──────── Data for this exercise ────────
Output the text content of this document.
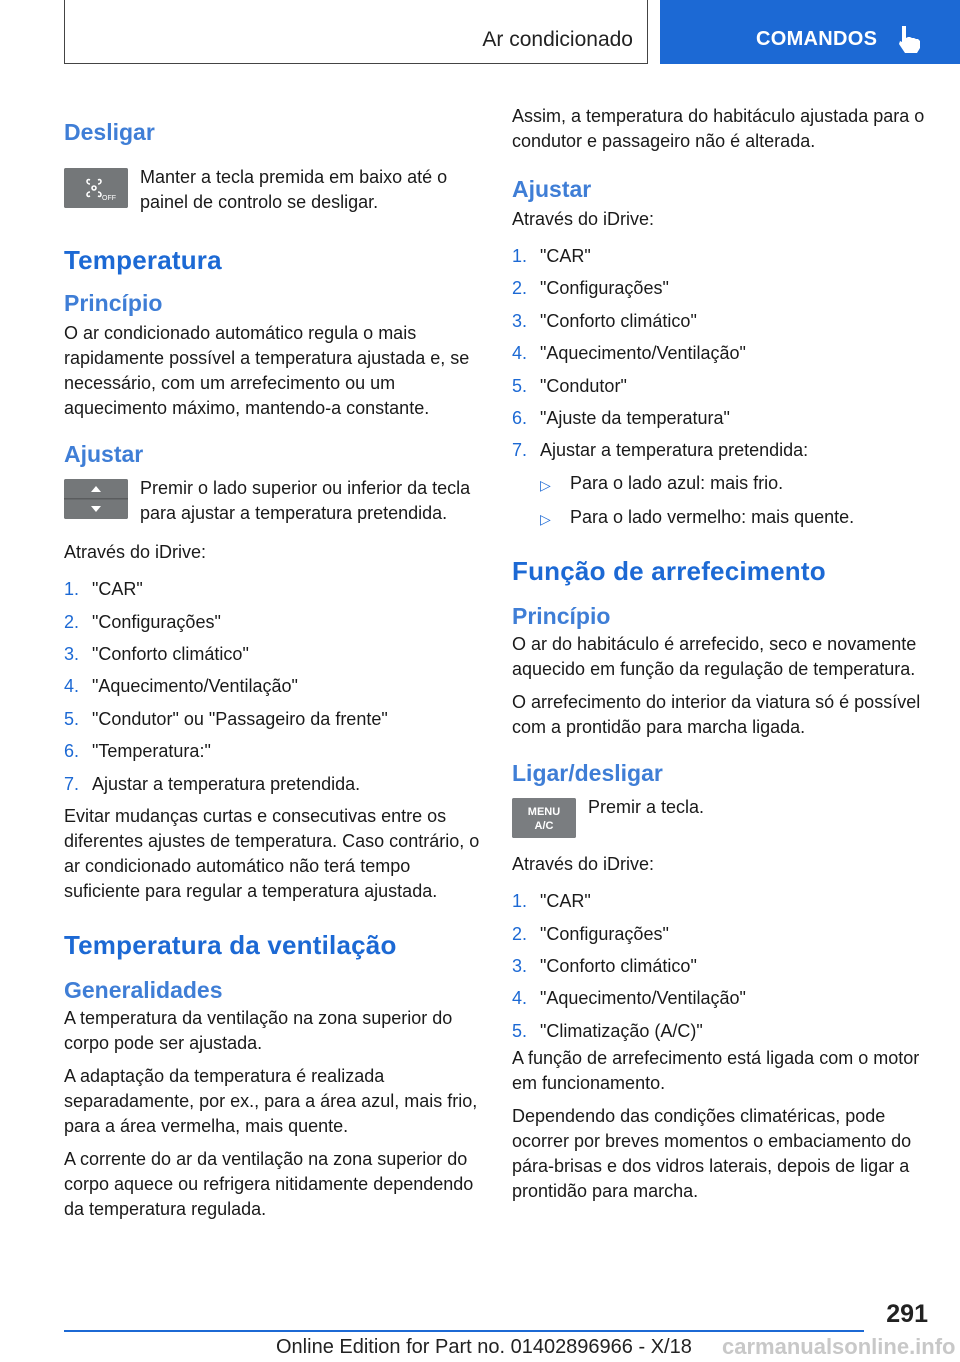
Ar condicionado	COMANDOS
Desligar
OFF

Manter a tecla premida em baixo até o painel de controlo se desligar.

Temperatura
Princípio

O ar condicionado automático regula o mais rapidamente possível a temperatura ajustada e, se necessário, com um arrefecimento ou um aquecimento máximo, mantendo-a constante.

Ajustar

Premir o lado superior ou inferior da tecla para ajustar a temperatura pretendida.

Através do iDrive:

1. "CAR"
2. "Configurações"
3. "Conforto climático"
4. "Aquecimento/Ventilação"
5. "Condutor" ou "Passageiro da frente"
6. "Temperatura:"
7. Ajustar a temperatura pretendida.

Evitar mudanças curtas e consecutivas entre os diferentes ajustes de temperatura. Caso contrário, o ar condicionado automático não terá tempo suficiente para regular a temperatura ajustada.

Temperatura da ventilação
Generalidades

A temperatura da ventilação na zona superior do corpo pode ser ajustada.

A adaptação da temperatura é realizada separadamente, por ex., para a área azul, mais frio, para a área vermelha, mais quente.

A corrente do ar da ventilação na zona superior do corpo aquece ou refrigera nitidamente dependendo da temperatura regulada.

Assim, a temperatura do habitáculo ajustada para o condutor e passageiro não é alterada.

Ajustar

Através do iDrive:

1. "CAR"
2. "Configurações"
3. "Conforto climático"
4. "Aquecimento/Ventilação"
5. "Condutor"
6. "Ajuste da temperatura"
7. Ajustar a temperatura pretendida:
▷	Para o lado azul: mais frio.
▷	Para o lado vermelho: mais quente.
Função de arrefecimento
Princípio

O ar do habitáculo é arrefecido, seco e novamente aquecido em função da regulação de temperatura.

O arrefecimento do interior da viatura só é possível com a prontidão para marcha ligada.

Ligar/desligar
MENU
A/C

Premir a tecla.

Através do iDrive:

1. "CAR"
2. "Configurações"
3. "Conforto climático"
4. "Aquecimento/Ventilação"
5. "Climatização (A/C)"

A função de arrefecimento está ligada com o motor em funcionamento.

Dependendo das condições climatéricas, pode ocorrer por breves momentos o embaciamento do pára-brisas e dos vidros laterais, depois de ligar a prontidão para marcha.

291
Online Edition for Part no. 01402896966 - X/18 carmanualsonline.info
────────
Retype every record above exactly as written, but leave out the pictures.

Output the text content of this document.
Ar condicionado	COMANDOS
Desligar
OFF

Manter a tecla premida em baixo até o painel de controlo se desligar.

Temperatura
Princípio

O ar condicionado automático regula o mais rapidamente possível a temperatura ajustada e, se necessário, com um arrefecimento ou um aquecimento máximo, mantendo-a constante.

Ajustar

Premir o lado superior ou inferior da tecla para ajustar a temperatura pretendida.

Através do iDrive:

1. "CAR"
2. "Configurações"
3. "Conforto climático"
4. "Aquecimento/Ventilação"
5. "Condutor" ou "Passageiro da frente"
6. "Temperatura:"
7. Ajustar a temperatura pretendida.

Evitar mudanças curtas e consecutivas entre os diferentes ajustes de temperatura. Caso contrário, o ar condicionado automático não terá tempo suficiente para regular a temperatura ajustada.

Temperatura da ventilação
Generalidades

A temperatura da ventilação na zona superior do corpo pode ser ajustada.

A adaptação da temperatura é realizada separadamente, por ex., para a área azul, mais frio, para a área vermelha, mais quente.

A corrente do ar da ventilação na zona superior do corpo aquece ou refrigera nitidamente dependendo da temperatura regulada.

Assim, a temperatura do habitáculo ajustada para o condutor e passageiro não é alterada.

Ajustar

Através do iDrive:

1. "CAR"
2. "Configurações"
3. "Conforto climático"
4. "Aquecimento/Ventilação"
5. "Condutor"
6. "Ajuste da temperatura"
7. Ajustar a temperatura pretendida:
▷	Para o lado azul: mais frio.
▷	Para o lado vermelho: mais quente.
Função de arrefecimento
Princípio

O ar do habitáculo é arrefecido, seco e novamente aquecido em função da regulação de temperatura.

O arrefecimento do interior da viatura só é possível com a prontidão para marcha ligada.

Ligar/desligar
MENU
A/C

Premir a tecla.

Através do iDrive:

1. "CAR"
2. "Configurações"
3. "Conforto climático"
4. "Aquecimento/Ventilação"
5. "Climatização (A/C)"

A função de arrefecimento está ligada com o motor em funcionamento.

Dependendo das condições climatéricas, pode ocorrer por breves momentos o embaciamento do pára-brisas e dos vidros laterais, depois de ligar a prontidão para marcha.

291
Online Edition for Part no. 01402896966 - X/18 carmanualsonline.info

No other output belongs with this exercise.